__Task to carry out__
Reproduce verbatim the records from the line containing "addressee-block: Его Высокопреосвященству, Высокопреосвящ…" through the line containing "ippo-emblem-icon: А ω [58, 24, 172, 148]", both included, and no others.

====================

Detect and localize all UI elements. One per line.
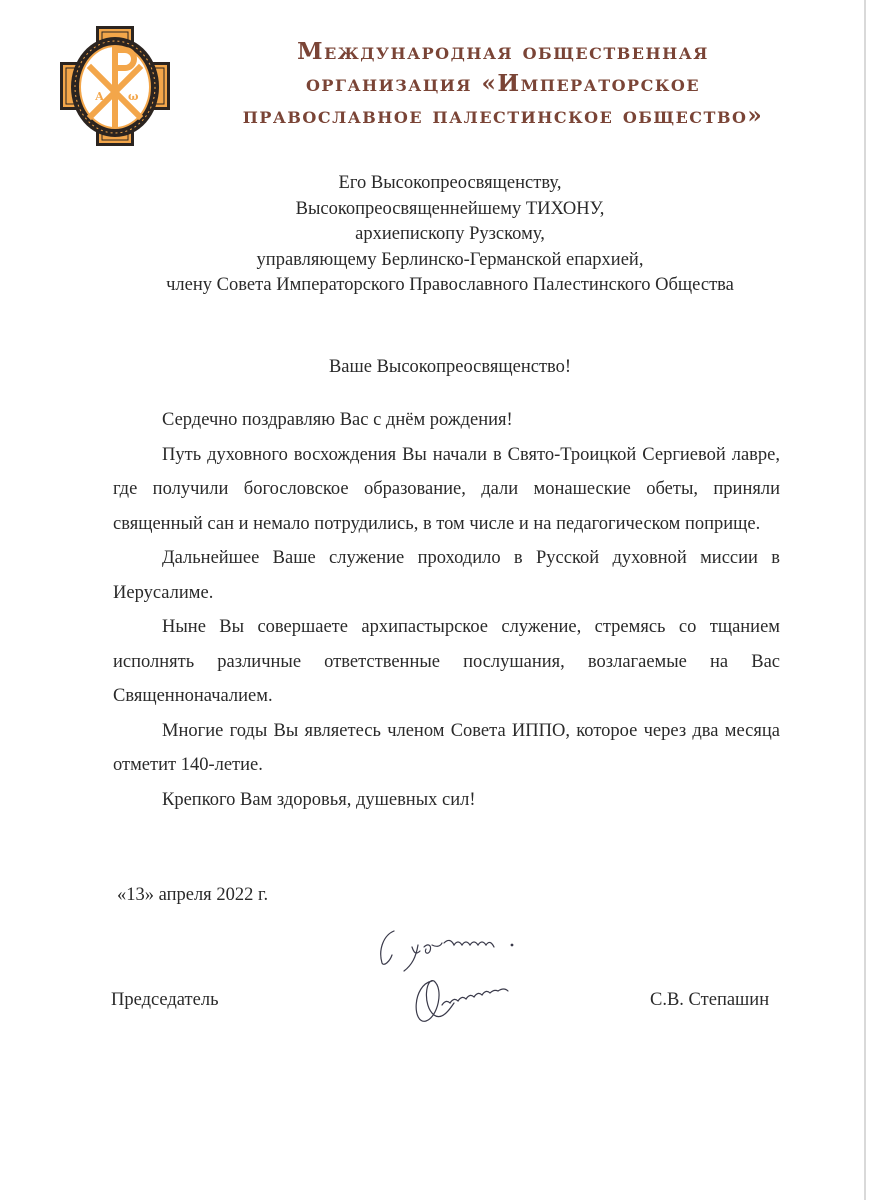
addressee-block: Его Высокопреосвященству, Высокопреосвящ… [100, 171, 800, 299]
body-paragraph: Сердечно поздравляю Вас с днём рождения! [113, 403, 780, 438]
body-paragraph: Путь духовного восхождения Вы начали в С… [113, 438, 780, 542]
organization-name: Международная общественная организация «… [190, 36, 816, 132]
svg-text:ω: ω [128, 90, 139, 103]
ippo-emblem-icon: А ω [58, 24, 172, 148]
addressee-line: архиепископу Рузскому, [100, 222, 800, 248]
svg-text:А: А [95, 90, 104, 103]
addressee-line: члену Совета Императорского Православног… [100, 273, 800, 299]
letter-date: «13» апреля 2022 г. [117, 885, 268, 906]
body-paragraph: Дальнейшее Ваше служение проходило в Рус… [113, 541, 780, 610]
body-paragraph: Крепкого Вам здоровья, душевных сил! [113, 783, 780, 818]
scan-page-edge [864, 0, 866, 1200]
letter-body: Сердечно поздравляю Вас с днём рождения!… [113, 403, 780, 817]
signatory-name: С.В. Степашин [650, 990, 769, 1011]
org-name-line: православное палестинское общество» [190, 100, 816, 132]
addressee-line: управляющему Берлинско-Германской епархи… [100, 248, 800, 274]
addressee-line: Высокопреосвященнейшему ТИХОНУ, [100, 197, 800, 223]
signatory-role: Председатель [111, 990, 219, 1011]
handwritten-signature-icon [372, 925, 572, 1025]
addressee-line: Его Высокопреосвященству, [100, 171, 800, 197]
salutation: Ваше Высокопреосвященство! [100, 357, 800, 378]
body-paragraph: Многие годы Вы являетесь членом Совета И… [113, 714, 780, 783]
org-name-line: организация «Императорское [190, 68, 816, 100]
org-name-line: Международная общественная [190, 36, 816, 68]
body-paragraph: Ныне Вы совершаете архипастырское служен… [113, 610, 780, 714]
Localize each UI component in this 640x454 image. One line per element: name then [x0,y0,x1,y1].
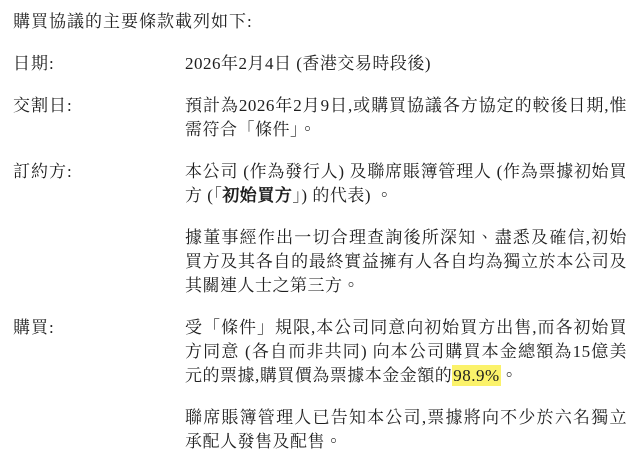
term-body: 預計為2026年2月9日,或購買協議各方協定的較後日期,惟需符合「條件」。 [185,94,627,142]
paragraph-text: 。 [501,366,519,385]
document-page: 購買協議的主要條款載列如下: 日期:2026年2月4日 (香港交易時段後)交割日… [0,0,640,454]
term-body: 2026年2月4日 (香港交易時段後) [185,52,627,76]
term-paragraph: 聯席賬簿管理人已告知本公司,票據將向不少於六名獨立承配人發售及配售。 [185,406,627,454]
term-paragraph: 本公司 (作為發行人) 及聯席賬簿管理人 (作為票據初始買方 (「初始買方」) … [185,160,627,208]
term-row: 購買:受「條件」規限,本公司同意向初始買方出售,而各初始買方同意 (各自而非共同… [13,316,627,454]
term-label: 訂約方: [13,160,185,298]
term-body: 本公司 (作為發行人) 及聯席賬簿管理人 (作為票據初始買方 (「初始買方」) … [185,160,627,298]
term-row: 訂約方:本公司 (作為發行人) 及聯席賬簿管理人 (作為票據初始買方 (「初始買… [13,160,627,298]
paragraph-text: 據董事經作出一切合理查詢後所深知、盡悉及確信,初始買方及其各自的最終實益擁有人各… [185,228,627,295]
term-body: 受「條件」規限,本公司同意向初始買方出售,而各初始買方同意 (各自而非共同) 向… [185,316,627,454]
term-label: 購買: [13,316,185,454]
term-row: 交割日:預計為2026年2月9日,或購買協議各方協定的較後日期,惟需符合「條件」… [13,94,627,142]
paragraph-text: 聯席賬簿管理人已告知本公司,票據將向不少於六名獨立承配人發售及配售。 [185,408,627,451]
paragraph-text: 2026年2月4日 (香港交易時段後) [185,54,431,73]
intro-line: 購買協議的主要條款載列如下: [13,10,627,34]
term-label: 日期: [13,52,185,76]
term-paragraph: 受「條件」規限,本公司同意向初始買方出售,而各初始買方同意 (各自而非共同) 向… [185,316,627,388]
defined-term-bold: 初始買方 [222,186,292,205]
term-paragraph: 預計為2026年2月9日,或購買協議各方協定的較後日期,惟需符合「條件」。 [185,94,627,142]
term-label: 交割日: [13,94,185,142]
term-paragraph: 2026年2月4日 (香港交易時段後) [185,52,627,76]
paragraph-text: 預計為2026年2月9日,或購買協議各方協定的較後日期,惟需符合「條件」。 [185,96,627,139]
paragraph-text: 受「條件」規限,本公司同意向初始買方出售,而各初始買方同意 (各自而非共同) 向… [185,318,627,385]
paragraph-text: 」) 的代表) 。 [292,186,393,205]
highlighted-value: 98.9% [452,365,500,386]
term-row: 日期:2026年2月4日 (香港交易時段後) [13,52,627,76]
term-paragraph: 據董事經作出一切合理查詢後所深知、盡悉及確信,初始買方及其各自的最終實益擁有人各… [185,226,627,298]
terms-list: 日期:2026年2月4日 (香港交易時段後)交割日:預計為2026年2月9日,或… [13,52,627,454]
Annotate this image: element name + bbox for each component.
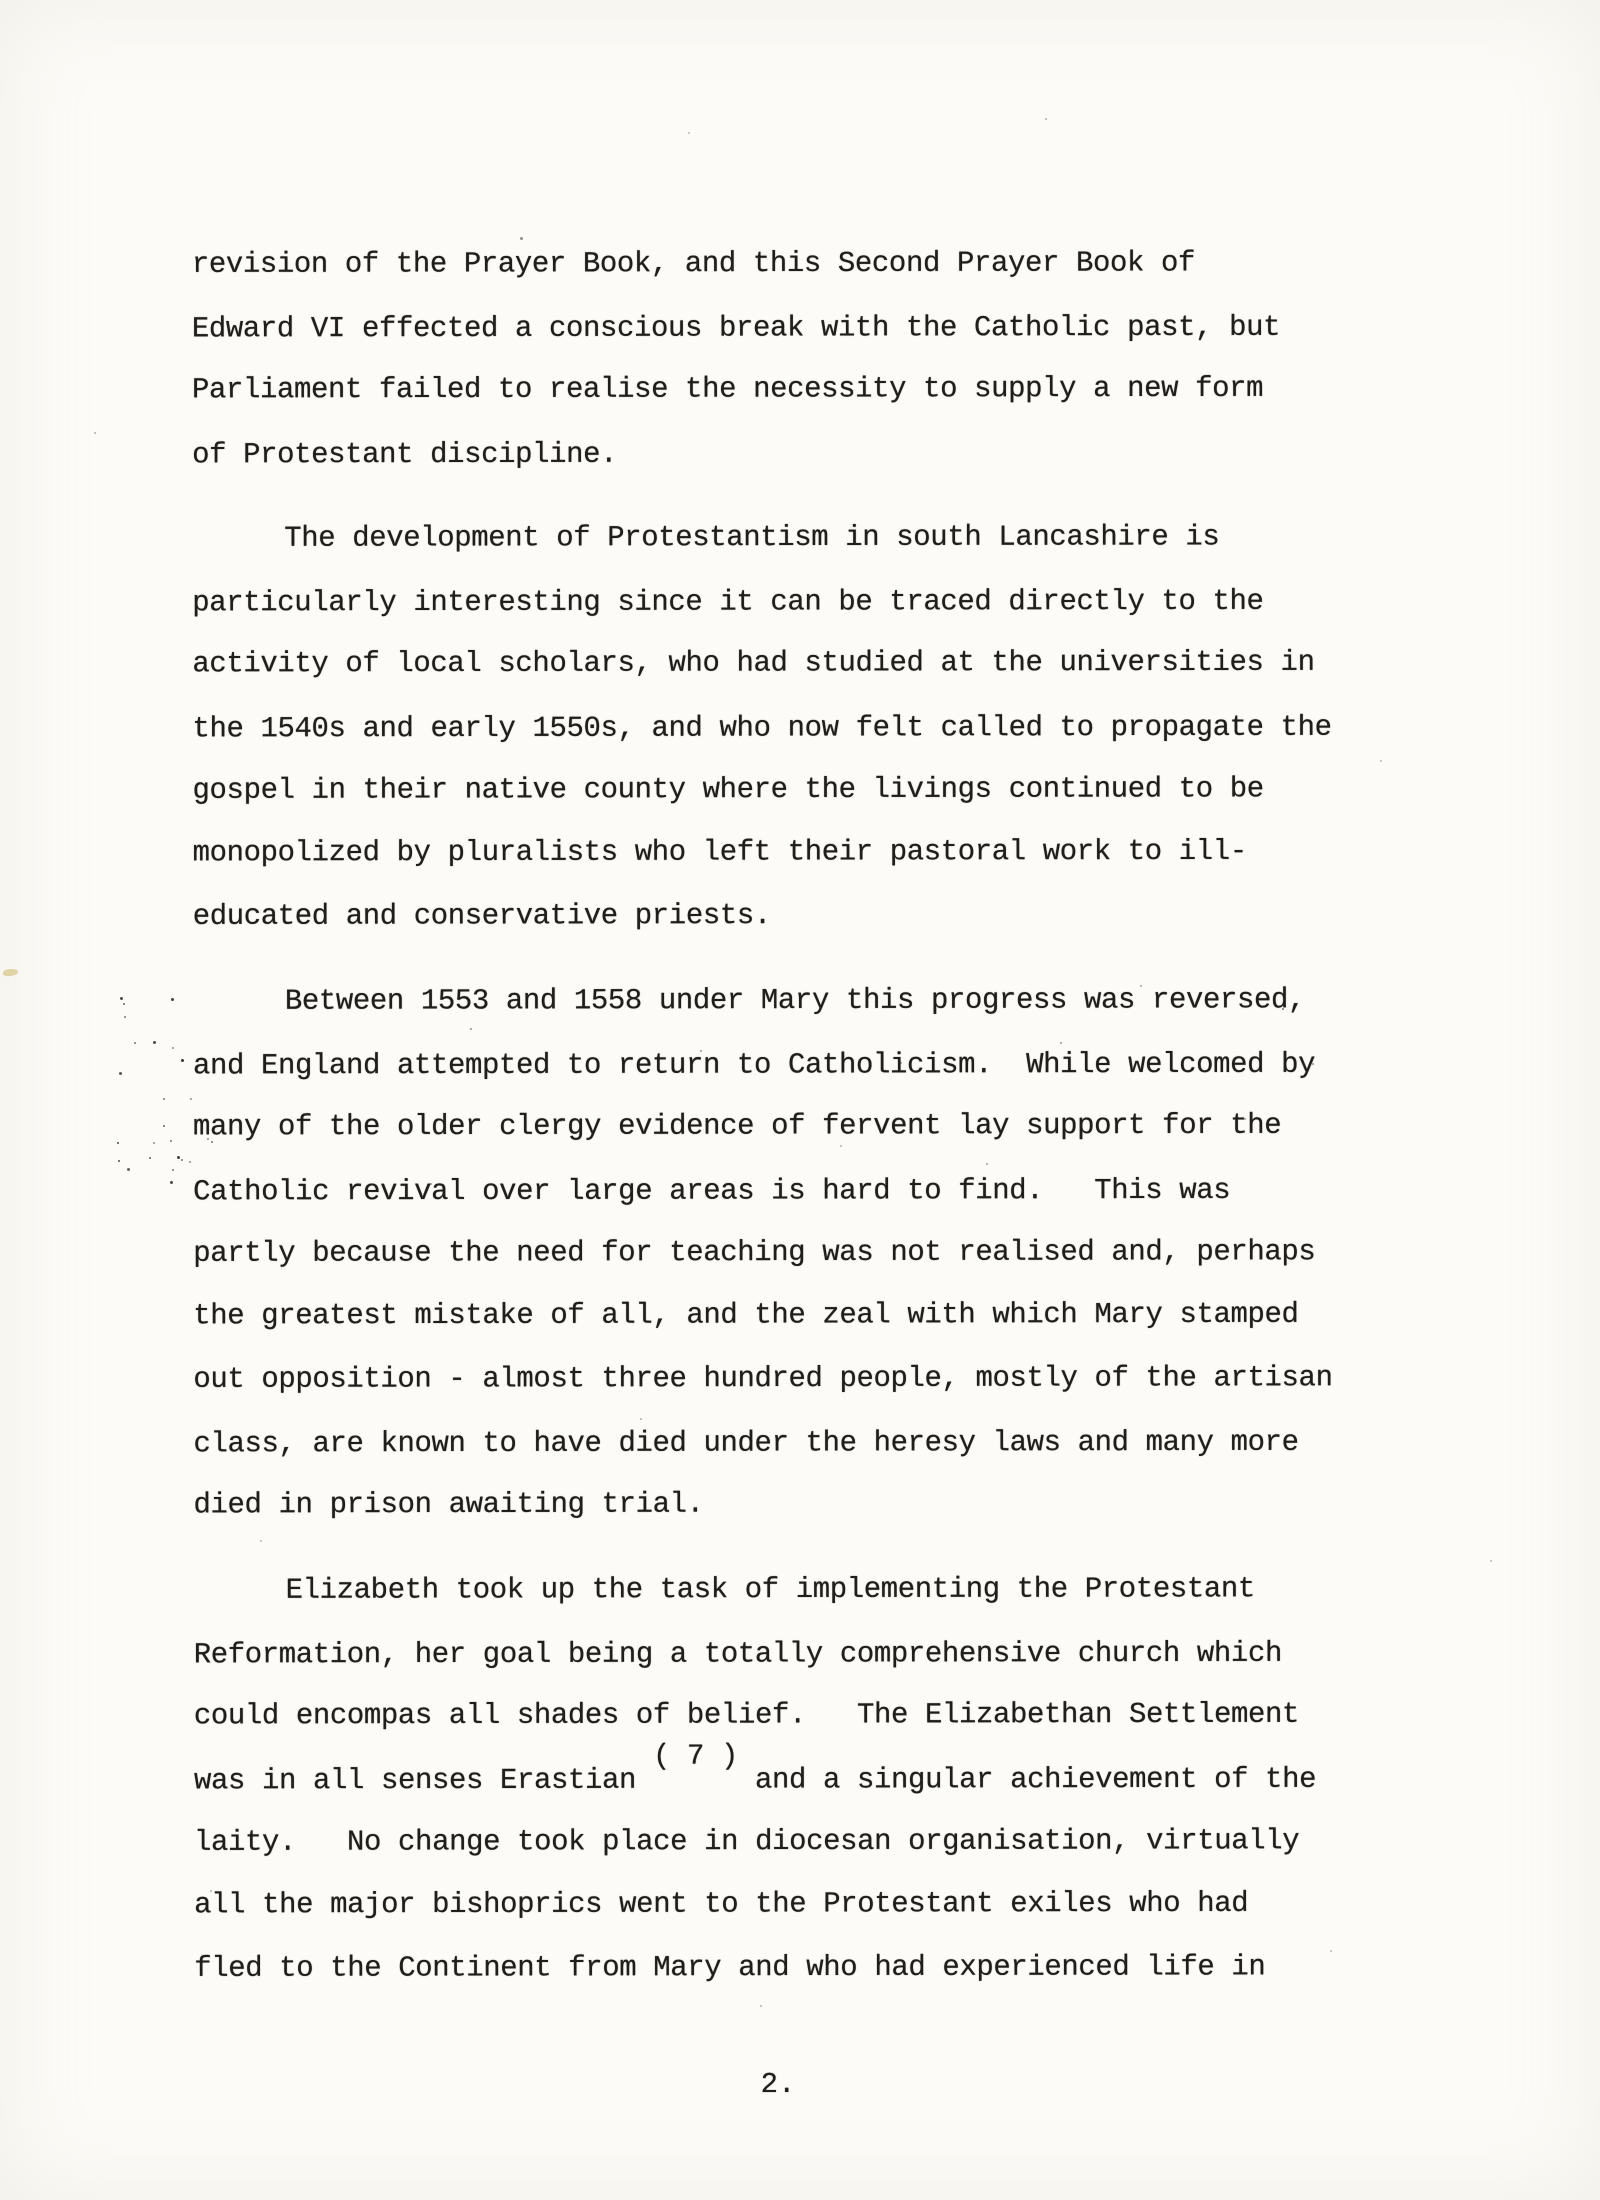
document-page: revision of the Prayer Book, and this Se… (0, 0, 1600, 2200)
paper-smudge (3, 968, 19, 977)
scan-speck (560, 1120, 562, 1122)
text-line: could encompas all shades of belief. The… (194, 1683, 1434, 1748)
text-segment: was in all senses Erastian (194, 1764, 653, 1798)
text-line: of Protestant discipline. (192, 422, 1432, 487)
scan-speck (124, 1016, 126, 1018)
text-line: activity of local scholars, who had stud… (192, 631, 1432, 696)
scan-speck (211, 1141, 213, 1143)
text-line: all the major bishoprics went to the Pro… (194, 1872, 1434, 1937)
paragraph-mary: Between 1553 and 1558 under Mary this pr… (193, 968, 1434, 1537)
scan-speck (119, 1072, 122, 1075)
scan-speck (1282, 1008, 1284, 1010)
text-line: Parliament failed to realise the necessi… (192, 357, 1432, 422)
scan-speck (1330, 1950, 1332, 1952)
scan-speck (117, 1142, 119, 1144)
scan-speck (700, 1050, 702, 1052)
scan-speck (172, 1047, 174, 1049)
text-line: class, are known to have died under the … (193, 1411, 1433, 1476)
scan-speck (153, 1041, 156, 1044)
text-line: Reformation, her goal being a totally co… (194, 1622, 1434, 1687)
scan-speck (430, 1183, 432, 1185)
scan-speck (149, 1157, 151, 1159)
text-line-with-footnote: was in all senses Erastian ( 7 ) and a s… (194, 1748, 1434, 1813)
scan-speck (118, 1160, 120, 1162)
scan-speck (163, 1125, 165, 1127)
scan-speck (540, 1780, 542, 1782)
scan-speck (688, 132, 690, 134)
text-line: partly because the need for teaching was… (193, 1220, 1433, 1285)
text-line: fled to the Continent from Mary and who … (194, 1935, 1434, 2000)
scan-speck (171, 998, 174, 1001)
scan-speck (120, 997, 123, 1000)
scan-speck (123, 1003, 125, 1005)
footnote-marker: ( 7 ) (653, 1740, 738, 1773)
text-line: Catholic revival over large areas is har… (193, 1159, 1433, 1224)
scan-speck (1060, 1042, 1062, 1044)
text-line: The development of Protestantism in sout… (192, 505, 1432, 570)
scan-speck (181, 1159, 183, 1161)
paragraph-development: The development of Protestantism in sout… (192, 505, 1433, 948)
text-line: out opposition - almost three hundred pe… (193, 1346, 1433, 1411)
text-line: Edward VI effected a conscious break wit… (192, 296, 1432, 361)
text-line: Elizabeth took up the task of implementi… (194, 1557, 1434, 1622)
scan-speck (1045, 118, 1047, 120)
text-line: educated and conservative priests. (193, 883, 1433, 948)
scan-speck (1380, 760, 1382, 762)
scan-speck (172, 1169, 174, 1171)
scan-speck (900, 1062, 902, 1064)
scan-speck (163, 1098, 165, 1100)
text-line: monopolized by pluralists who left their… (193, 820, 1433, 885)
text-line: particularly interesting since it can be… (192, 570, 1432, 635)
scan-speck (760, 2005, 762, 2007)
text-line: died in prison awaiting trial. (193, 1472, 1433, 1537)
scan-speck (260, 1540, 262, 1542)
scan-speck (181, 1059, 184, 1062)
scan-speck (127, 1168, 130, 1171)
scan-speck (1312, 1063, 1314, 1065)
scan-speck (134, 1042, 136, 1044)
text-line: gospel in their native county where the … (193, 757, 1433, 822)
paragraph-elizabeth: Elizabeth took up the task of implementi… (194, 1557, 1435, 2000)
text-line: revision of the Prayer Book, and this Se… (192, 231, 1432, 296)
scan-speck (210, 1890, 212, 1892)
scan-speck (330, 992, 332, 994)
scan-speck (840, 1145, 842, 1147)
text-line: many of the older clergy evidence of fer… (193, 1094, 1433, 1159)
text-line: the greatest mistake of all, and the zea… (193, 1283, 1433, 1348)
scanned-page: { "page": { "number_label": "2.", "paper… (0, 0, 1600, 2200)
scan-speck (153, 1142, 155, 1144)
document-text: revision of the Prayer Book, and this Se… (192, 231, 1434, 2000)
scan-speck (94, 432, 96, 434)
paragraph-continuation: revision of the Prayer Book, and this Se… (192, 231, 1432, 485)
scan-speck (189, 1161, 191, 1163)
text-segment: and a singular achievement of the (738, 1763, 1316, 1797)
scan-speck (170, 1181, 173, 1184)
text-line: laity. No change took place in diocesan … (194, 1809, 1434, 1874)
scan-speck (640, 1418, 642, 1420)
scan-speck (986, 1163, 988, 1165)
scan-speck (1244, 1118, 1246, 1120)
text-line: the 1540s and early 1550s, and who now f… (192, 696, 1432, 761)
scan-speck (470, 1028, 472, 1030)
scan-speck (1490, 1560, 1492, 1562)
scan-speck (177, 1156, 180, 1159)
scan-speck (520, 237, 523, 240)
text-line: Between 1553 and 1558 under Mary this pr… (193, 968, 1433, 1033)
page-number: 2. (193, 2053, 1363, 2116)
scan-speck (190, 1098, 192, 1100)
scan-speck (170, 1140, 172, 1142)
scan-speck (207, 1138, 209, 1140)
scan-speck (1140, 985, 1142, 987)
text-line: and England attempted to return to Catho… (193, 1033, 1433, 1098)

====================

__Solution__
addressee-block: Его Высокопреосвященству, Высокопреосвящ… [100, 171, 800, 299]
body-paragraph: Сердечно поздравляю Вас с днём рождения! [113, 403, 780, 438]
body-paragraph: Путь духовного восхождения Вы начали в С… [113, 438, 780, 542]
organization-name: Международная общественная организация «… [190, 36, 816, 132]
svg-text:ω: ω [128, 90, 139, 103]
ippo-emblem-icon: А ω [58, 24, 172, 148]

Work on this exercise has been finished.